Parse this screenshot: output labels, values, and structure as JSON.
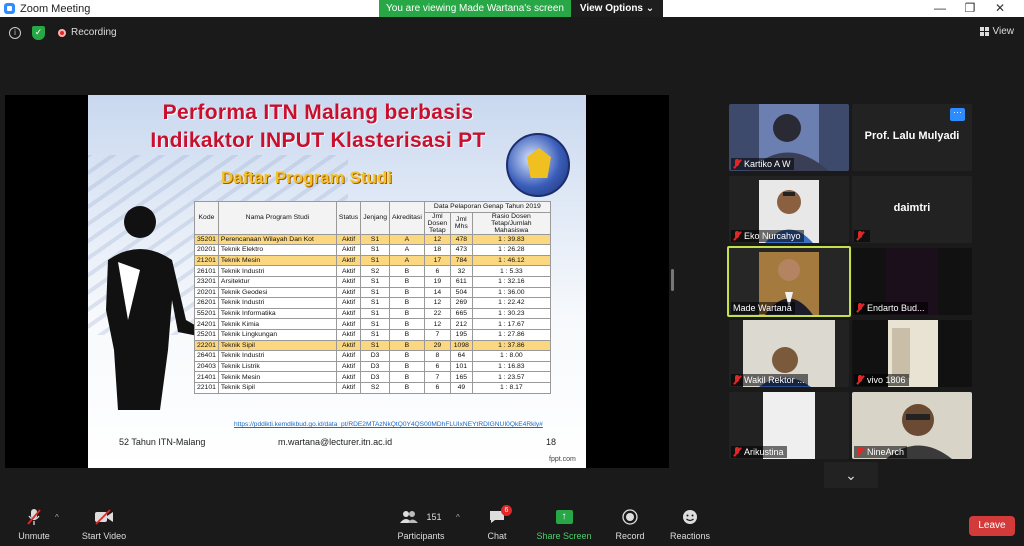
{
  "window": {
    "title": "Zoom Meeting",
    "minimize": "—",
    "maximize": "❐",
    "close": "✕"
  },
  "banner": {
    "viewing": "You are viewing Made Wartana's screen",
    "view_options": "View Options ⌄"
  },
  "topbar": {
    "recording": "Recording",
    "view": "View"
  },
  "slide": {
    "title_line1": "Performa ITN Malang berbasis",
    "title_line2": "Indikaktor INPUT Klasterisasi PT",
    "subtitle": "Daftar Program Studi",
    "report_header": "Data Pelaporan Genap Tahun 2019",
    "columns": [
      "Kode",
      "Nama Program Studi",
      "Status",
      "Jenjang",
      "Akreditasi",
      "Jml Dosen Tetap",
      "Jml Mhs",
      "Rasio Dosen Tetap/Jumlah Mahasiswa"
    ],
    "rows": [
      {
        "kode": "35201",
        "nama": "Perencanaan Wilayah Dan Kot",
        "status": "Aktif",
        "jenjang": "S1",
        "akreditasi": "A",
        "dosen": "12",
        "mhs": "478",
        "rasio": "1 : 39.83",
        "highlight": true
      },
      {
        "kode": "20201",
        "nama": "Teknik Elektro",
        "status": "Aktif",
        "jenjang": "S1",
        "akreditasi": "A",
        "dosen": "18",
        "mhs": "473",
        "rasio": "1 : 26.28",
        "highlight": false
      },
      {
        "kode": "21201",
        "nama": "Teknik Mesin",
        "status": "Aktif",
        "jenjang": "S1",
        "akreditasi": "A",
        "dosen": "17",
        "mhs": "784",
        "rasio": "1 : 46.12",
        "highlight": true
      },
      {
        "kode": "26101",
        "nama": "Teknik Industri",
        "status": "Aktif",
        "jenjang": "S2",
        "akreditasi": "B",
        "dosen": "6",
        "mhs": "32",
        "rasio": "1 : 5.33",
        "highlight": false
      },
      {
        "kode": "23201",
        "nama": "Arsitektur",
        "status": "Aktif",
        "jenjang": "S1",
        "akreditasi": "B",
        "dosen": "19",
        "mhs": "611",
        "rasio": "1 : 32.16",
        "highlight": false
      },
      {
        "kode": "20201",
        "nama": "Teknik Geodesi",
        "status": "Aktif",
        "jenjang": "S1",
        "akreditasi": "B",
        "dosen": "14",
        "mhs": "504",
        "rasio": "1 : 36.00",
        "highlight": false
      },
      {
        "kode": "26201",
        "nama": "Teknik Industri",
        "status": "Aktif",
        "jenjang": "S1",
        "akreditasi": "B",
        "dosen": "12",
        "mhs": "269",
        "rasio": "1 : 22.42",
        "highlight": false
      },
      {
        "kode": "55201",
        "nama": "Teknik Informatika",
        "status": "Aktif",
        "jenjang": "S1",
        "akreditasi": "B",
        "dosen": "22",
        "mhs": "665",
        "rasio": "1 : 30.23",
        "highlight": false
      },
      {
        "kode": "24201",
        "nama": "Teknik Kimia",
        "status": "Aktif",
        "jenjang": "S1",
        "akreditasi": "B",
        "dosen": "12",
        "mhs": "212",
        "rasio": "1 : 17.67",
        "highlight": false
      },
      {
        "kode": "25201",
        "nama": "Teknik Lingkungan",
        "status": "Aktif",
        "jenjang": "S1",
        "akreditasi": "B",
        "dosen": "7",
        "mhs": "195",
        "rasio": "1 : 27.86",
        "highlight": false
      },
      {
        "kode": "22201",
        "nama": "Teknik Sipil",
        "status": "Aktif",
        "jenjang": "S1",
        "akreditasi": "B",
        "dosen": "29",
        "mhs": "1098",
        "rasio": "1 : 37.86",
        "highlight": true
      },
      {
        "kode": "26401",
        "nama": "Teknik Industri",
        "status": "Aktif",
        "jenjang": "D3",
        "akreditasi": "B",
        "dosen": "8",
        "mhs": "64",
        "rasio": "1 : 8.00",
        "highlight": false
      },
      {
        "kode": "20403",
        "nama": "Teknik Listrik",
        "status": "Aktif",
        "jenjang": "D3",
        "akreditasi": "B",
        "dosen": "6",
        "mhs": "101",
        "rasio": "1 : 16.83",
        "highlight": false
      },
      {
        "kode": "21401",
        "nama": "Teknik Mesin",
        "status": "Aktif",
        "jenjang": "D3",
        "akreditasi": "B",
        "dosen": "7",
        "mhs": "165",
        "rasio": "1 : 23.57",
        "highlight": false
      },
      {
        "kode": "22101",
        "nama": "Teknik Sipil",
        "status": "Aktif",
        "jenjang": "S2",
        "akreditasi": "B",
        "dosen": "6",
        "mhs": "49",
        "rasio": "1 : 8.17",
        "highlight": false
      }
    ],
    "link": "https://pddikti.kemdikbud.go.id/data_pt/RDE2MTAzNkQtQ0Y4QS00MDhFLUIxNEYtRDIGNUI0QkE4Rkly#",
    "footer_left": "52 Tahun ITN-Malang",
    "footer_email": "m.wartana@lecturer.itn.ac.id",
    "page_number": "18",
    "brand": "fppt.com"
  },
  "participants": [
    {
      "name": "Kartiko A W",
      "muted": true,
      "video": true
    },
    {
      "name": "Prof. Lalu Mulyadi",
      "muted": false,
      "video": false
    },
    {
      "name": "Eko Nurcahyo",
      "muted": true,
      "video": true
    },
    {
      "name": "daimtri",
      "muted": true,
      "video": false
    },
    {
      "name": "Made Wartana",
      "muted": false,
      "video": true,
      "active": true
    },
    {
      "name": "Endarto Bud...",
      "muted": true,
      "video": true
    },
    {
      "name": "Wakil Rektor ...",
      "muted": true,
      "video": true
    },
    {
      "name": "vivo 1806",
      "muted": true,
      "video": true
    },
    {
      "name": "Arikustina",
      "muted": true,
      "video": true
    },
    {
      "name": "NineArch",
      "muted": true,
      "video": true
    }
  ],
  "toolbar": {
    "unmute": "Unmute",
    "start_video": "Start Video",
    "participants": "Participants",
    "participants_count": "151",
    "chat": "Chat",
    "chat_badge": "6",
    "share_screen": "Share Screen",
    "record": "Record",
    "reactions": "Reactions",
    "leave": "Leave"
  }
}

§ Exercise task: Repeat the listing in full and exactly. Do not include any images.

§ Exercise solution:
Parse this screenshot: output labels, values, and structure as JSON.
{
  "window": {
    "title": "Zoom Meeting",
    "minimize": "—",
    "maximize": "❐",
    "close": "✕"
  },
  "banner": {
    "viewing": "You are viewing Made Wartana's screen",
    "view_options": "View Options ⌄"
  },
  "topbar": {
    "recording": "Recording",
    "view": "View"
  },
  "slide": {
    "title_line1": "Performa ITN Malang berbasis",
    "title_line2": "Indikaktor INPUT Klasterisasi PT",
    "subtitle": "Daftar Program Studi",
    "report_header": "Data Pelaporan Genap Tahun 2019",
    "columns": [
      "Kode",
      "Nama Program Studi",
      "Status",
      "Jenjang",
      "Akreditasi",
      "Jml Dosen Tetap",
      "Jml Mhs",
      "Rasio Dosen Tetap/Jumlah Mahasiswa"
    ],
    "rows": [
      {
        "kode": "35201",
        "nama": "Perencanaan Wilayah Dan Kot",
        "status": "Aktif",
        "jenjang": "S1",
        "akreditasi": "A",
        "dosen": "12",
        "mhs": "478",
        "rasio": "1 : 39.83",
        "highlight": true
      },
      {
        "kode": "20201",
        "nama": "Teknik Elektro",
        "status": "Aktif",
        "jenjang": "S1",
        "akreditasi": "A",
        "dosen": "18",
        "mhs": "473",
        "rasio": "1 : 26.28",
        "highlight": false
      },
      {
        "kode": "21201",
        "nama": "Teknik Mesin",
        "status": "Aktif",
        "jenjang": "S1",
        "akreditasi": "A",
        "dosen": "17",
        "mhs": "784",
        "rasio": "1 : 46.12",
        "highlight": true
      },
      {
        "kode": "26101",
        "nama": "Teknik Industri",
        "status": "Aktif",
        "jenjang": "S2",
        "akreditasi": "B",
        "dosen": "6",
        "mhs": "32",
        "rasio": "1 : 5.33",
        "highlight": false
      },
      {
        "kode": "23201",
        "nama": "Arsitektur",
        "status": "Aktif",
        "jenjang": "S1",
        "akreditasi": "B",
        "dosen": "19",
        "mhs": "611",
        "rasio": "1 : 32.16",
        "highlight": false
      },
      {
        "kode": "20201",
        "nama": "Teknik Geodesi",
        "status": "Aktif",
        "jenjang": "S1",
        "akreditasi": "B",
        "dosen": "14",
        "mhs": "504",
        "rasio": "1 : 36.00",
        "highlight": false
      },
      {
        "kode": "26201",
        "nama": "Teknik Industri",
        "status": "Aktif",
        "jenjang": "S1",
        "akreditasi": "B",
        "dosen": "12",
        "mhs": "269",
        "rasio": "1 : 22.42",
        "highlight": false
      },
      {
        "kode": "55201",
        "nama": "Teknik Informatika",
        "status": "Aktif",
        "jenjang": "S1",
        "akreditasi": "B",
        "dosen": "22",
        "mhs": "665",
        "rasio": "1 : 30.23",
        "highlight": false
      },
      {
        "kode": "24201",
        "nama": "Teknik Kimia",
        "status": "Aktif",
        "jenjang": "S1",
        "akreditasi": "B",
        "dosen": "12",
        "mhs": "212",
        "rasio": "1 : 17.67",
        "highlight": false
      },
      {
        "kode": "25201",
        "nama": "Teknik Lingkungan",
        "status": "Aktif",
        "jenjang": "S1",
        "akreditasi": "B",
        "dosen": "7",
        "mhs": "195",
        "rasio": "1 : 27.86",
        "highlight": false
      },
      {
        "kode": "22201",
        "nama": "Teknik Sipil",
        "status": "Aktif",
        "jenjang": "S1",
        "akreditasi": "B",
        "dosen": "29",
        "mhs": "1098",
        "rasio": "1 : 37.86",
        "highlight": true
      },
      {
        "kode": "26401",
        "nama": "Teknik Industri",
        "status": "Aktif",
        "jenjang": "D3",
        "akreditasi": "B",
        "dosen": "8",
        "mhs": "64",
        "rasio": "1 : 8.00",
        "highlight": false
      },
      {
        "kode": "20403",
        "nama": "Teknik Listrik",
        "status": "Aktif",
        "jenjang": "D3",
        "akreditasi": "B",
        "dosen": "6",
        "mhs": "101",
        "rasio": "1 : 16.83",
        "highlight": false
      },
      {
        "kode": "21401",
        "nama": "Teknik Mesin",
        "status": "Aktif",
        "jenjang": "D3",
        "akreditasi": "B",
        "dosen": "7",
        "mhs": "165",
        "rasio": "1 : 23.57",
        "highlight": false
      },
      {
        "kode": "22101",
        "nama": "Teknik Sipil",
        "status": "Aktif",
        "jenjang": "S2",
        "akreditasi": "B",
        "dosen": "6",
        "mhs": "49",
        "rasio": "1 : 8.17",
        "highlight": false
      }
    ],
    "link": "https://pddikti.kemdikbud.go.id/data_pt/RDE2MTAzNkQtQ0Y4QS00MDhFLUIxNEYtRDIGNUI0QkE4Rkly#",
    "footer_left": "52 Tahun ITN-Malang",
    "footer_email": "m.wartana@lecturer.itn.ac.id",
    "page_number": "18",
    "brand": "fppt.com"
  },
  "participants": [
    {
      "name": "Kartiko A W",
      "muted": true,
      "video": true
    },
    {
      "name": "Prof. Lalu Mulyadi",
      "muted": false,
      "video": false
    },
    {
      "name": "Eko Nurcahyo",
      "muted": true,
      "video": true
    },
    {
      "name": "daimtri",
      "muted": true,
      "video": false
    },
    {
      "name": "Made Wartana",
      "muted": false,
      "video": true,
      "active": true
    },
    {
      "name": "Endarto Bud...",
      "muted": true,
      "video": true
    },
    {
      "name": "Wakil Rektor ...",
      "muted": true,
      "video": true
    },
    {
      "name": "vivo 1806",
      "muted": true,
      "video": true
    },
    {
      "name": "Arikustina",
      "muted": true,
      "video": true
    },
    {
      "name": "NineArch",
      "muted": true,
      "video": true
    }
  ],
  "toolbar": {
    "unmute": "Unmute",
    "start_video": "Start Video",
    "participants": "Participants",
    "participants_count": "151",
    "chat": "Chat",
    "chat_badge": "6",
    "share_screen": "Share Screen",
    "record": "Record",
    "reactions": "Reactions",
    "leave": "Leave"
  }
}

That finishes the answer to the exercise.